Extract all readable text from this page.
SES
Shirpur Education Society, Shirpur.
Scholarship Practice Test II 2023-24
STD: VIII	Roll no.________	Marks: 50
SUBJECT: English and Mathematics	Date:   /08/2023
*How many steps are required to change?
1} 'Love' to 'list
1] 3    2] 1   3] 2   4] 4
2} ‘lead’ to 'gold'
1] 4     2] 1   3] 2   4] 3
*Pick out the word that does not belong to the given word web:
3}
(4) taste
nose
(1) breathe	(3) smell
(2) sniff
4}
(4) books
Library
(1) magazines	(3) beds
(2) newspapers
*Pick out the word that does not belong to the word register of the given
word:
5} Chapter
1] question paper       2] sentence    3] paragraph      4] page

▸ To be done
Recopy all the lines exactly as they appear.

▸ Worked answer
Extract all readable text from this page.
SES
Shirpur Education Society, Shirpur.
Scholarship Practice Test II 2023-24
STD: VIII	Roll no.________	Marks: 50
SUBJECT: English and Mathematics	Date:   /08/2023
*How many steps are required to change?
1} 'Love' to 'list
1] 3    2] 1   3] 2   4] 4
2} ‘lead’ to 'gold'
1] 4     2] 1   3] 2   4] 3
*Pick out the word that does not belong to the given word web:
3}
(4) taste
nose
(1) breathe	(3) smell
(2) sniff
4}
(4) books
Library
(1) magazines	(3) beds
(2) newspapers
*Pick out the word that does not belong to the word register of the given
word:
5} Chapter
1] question paper       2] sentence    3] paragraph      4] page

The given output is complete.